Short task:
The records below must be output exactly, without pictures.
---------- Supplied material
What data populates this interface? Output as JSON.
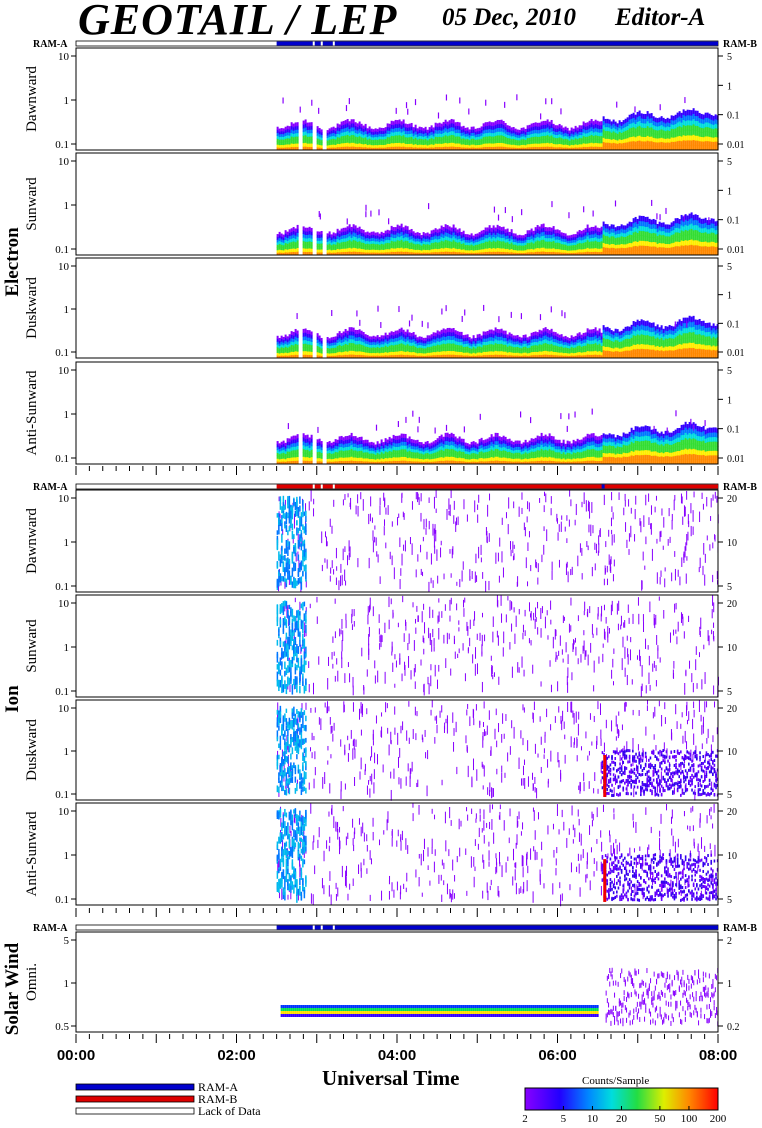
{
  "header": {
    "title": "GEOTAIL / LEP",
    "date": "05 Dec, 2010",
    "editor": "Editor-A"
  },
  "colors": {
    "ram_a": "#0000cc",
    "ram_b": "#dd0000",
    "lack_of_data": "#ffffff",
    "scatter_violet": "#8800ff"
  },
  "chart_data": {
    "type": "heatmap",
    "x_axis": {
      "title": "Universal Time",
      "range": [
        "00:00",
        "08:00"
      ],
      "tick_labels": [
        "00:00",
        "02:00",
        "04:00",
        "06:00",
        "08:00"
      ]
    },
    "data_start": "02:30",
    "ram_labels": {
      "left": "RAM-A",
      "right": "RAM-B"
    },
    "sections": [
      {
        "label": "Electron",
        "mode_bar": "blue",
        "panels": [
          {
            "label": "Dawnward",
            "left_ticks": [
              "10",
              "1",
              "0.1"
            ],
            "right_ticks": [
              "5",
              "1",
              "0.1",
              "0.01"
            ]
          },
          {
            "label": "Sunward",
            "left_ticks": [
              "10",
              "1",
              "0.1"
            ],
            "right_ticks": [
              "5",
              "1",
              "0.1",
              "0.01"
            ]
          },
          {
            "label": "Duskward",
            "left_ticks": [
              "10",
              "1",
              "0.1"
            ],
            "right_ticks": [
              "5",
              "1",
              "0.1",
              "0.01"
            ]
          },
          {
            "label": "Anti-Sunward",
            "left_ticks": [
              "10",
              "1",
              "0.1"
            ],
            "right_ticks": [
              "5",
              "1",
              "0.1",
              "0.01"
            ]
          }
        ]
      },
      {
        "label": "Ion",
        "mode_bar": "red",
        "panels": [
          {
            "label": "Dawnward",
            "left_ticks": [
              "10",
              "1",
              "0.1"
            ],
            "right_ticks": [
              "20",
              "10",
              "5"
            ]
          },
          {
            "label": "Sunward",
            "left_ticks": [
              "10",
              "1",
              "0.1"
            ],
            "right_ticks": [
              "20",
              "10",
              "5"
            ]
          },
          {
            "label": "Duskward",
            "left_ticks": [
              "10",
              "1",
              "0.1"
            ],
            "right_ticks": [
              "20",
              "10",
              "5"
            ]
          },
          {
            "label": "Anti-Sunward",
            "left_ticks": [
              "10",
              "1",
              "0.1"
            ],
            "right_ticks": [
              "20",
              "10",
              "5"
            ]
          }
        ]
      },
      {
        "label": "Solar Wind",
        "mode_bar": "blue",
        "panels": [
          {
            "label": "Omni.",
            "left_ticks": [
              "5",
              "1",
              "0.5"
            ],
            "right_ticks": [
              "2",
              "1",
              "0.2"
            ]
          }
        ]
      }
    ],
    "legend": [
      {
        "label": "RAM-A",
        "color": "#0000cc"
      },
      {
        "label": "RAM-B",
        "color": "#dd0000"
      },
      {
        "label": "Lack of Data",
        "color": "#ffffff"
      }
    ],
    "colorbar": {
      "title": "Counts/Sample",
      "ticks": [
        "2",
        "5",
        "10",
        "20",
        "50",
        "100",
        "200"
      ],
      "scale": "log"
    }
  }
}
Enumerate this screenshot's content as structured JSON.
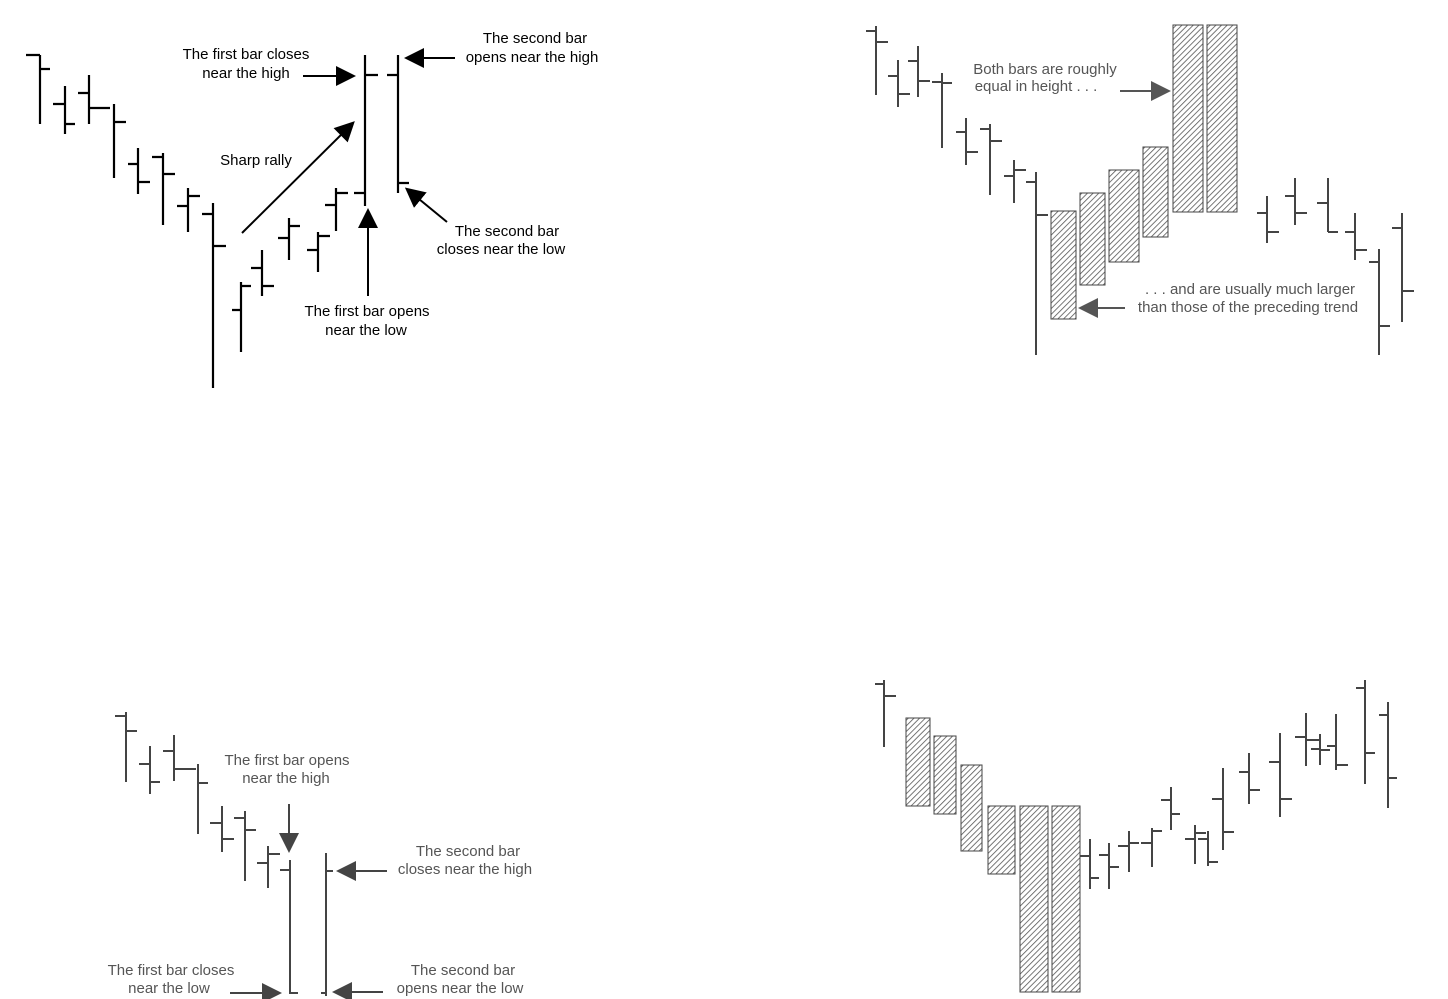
--------------------
Solution for this problem:
What data populates this interface? Output as JSON.
{
  "header": {
    "title": "GEOTAIL / LEP",
    "date": "05 Dec, 2010",
    "editor": "Editor-A"
  },
  "colors": {
    "ram_a": "#0000cc",
    "ram_b": "#dd0000",
    "lack_of_data": "#ffffff",
    "scatter_violet": "#8800ff"
  },
  "chart_data": {
    "type": "heatmap",
    "x_axis": {
      "title": "Universal Time",
      "range": [
        "00:00",
        "08:00"
      ],
      "tick_labels": [
        "00:00",
        "02:00",
        "04:00",
        "06:00",
        "08:00"
      ]
    },
    "data_start": "02:30",
    "ram_labels": {
      "left": "RAM-A",
      "right": "RAM-B"
    },
    "sections": [
      {
        "label": "Electron",
        "mode_bar": "blue",
        "panels": [
          {
            "label": "Dawnward",
            "left_ticks": [
              "10",
              "1",
              "0.1"
            ],
            "right_ticks": [
              "5",
              "1",
              "0.1",
              "0.01"
            ]
          },
          {
            "label": "Sunward",
            "left_ticks": [
              "10",
              "1",
              "0.1"
            ],
            "right_ticks": [
              "5",
              "1",
              "0.1",
              "0.01"
            ]
          },
          {
            "label": "Duskward",
            "left_ticks": [
              "10",
              "1",
              "0.1"
            ],
            "right_ticks": [
              "5",
              "1",
              "0.1",
              "0.01"
            ]
          },
          {
            "label": "Anti-Sunward",
            "left_ticks": [
              "10",
              "1",
              "0.1"
            ],
            "right_ticks": [
              "5",
              "1",
              "0.1",
              "0.01"
            ]
          }
        ]
      },
      {
        "label": "Ion",
        "mode_bar": "red",
        "panels": [
          {
            "label": "Dawnward",
            "left_ticks": [
              "10",
              "1",
              "0.1"
            ],
            "right_ticks": [
              "20",
              "10",
              "5"
            ]
          },
          {
            "label": "Sunward",
            "left_ticks": [
              "10",
              "1",
              "0.1"
            ],
            "right_ticks": [
              "20",
              "10",
              "5"
            ]
          },
          {
            "label": "Duskward",
            "left_ticks": [
              "10",
              "1",
              "0.1"
            ],
            "right_ticks": [
              "20",
              "10",
              "5"
            ]
          },
          {
            "label": "Anti-Sunward",
            "left_ticks": [
              "10",
              "1",
              "0.1"
            ],
            "right_ticks": [
              "20",
              "10",
              "5"
            ]
          }
        ]
      },
      {
        "label": "Solar Wind",
        "mode_bar": "blue",
        "panels": [
          {
            "label": "Omni.",
            "left_ticks": [
              "5",
              "1",
              "0.5"
            ],
            "right_ticks": [
              "2",
              "1",
              "0.2"
            ]
          }
        ]
      }
    ],
    "legend": [
      {
        "label": "RAM-A",
        "color": "#0000cc"
      },
      {
        "label": "RAM-B",
        "color": "#dd0000"
      },
      {
        "label": "Lack of Data",
        "color": "#ffffff"
      }
    ],
    "colorbar": {
      "title": "Counts/Sample",
      "ticks": [
        "2",
        "5",
        "10",
        "20",
        "50",
        "100",
        "200"
      ],
      "scale": "log"
    }
  }
}
Enumerate this screenshot's content as structured JSON.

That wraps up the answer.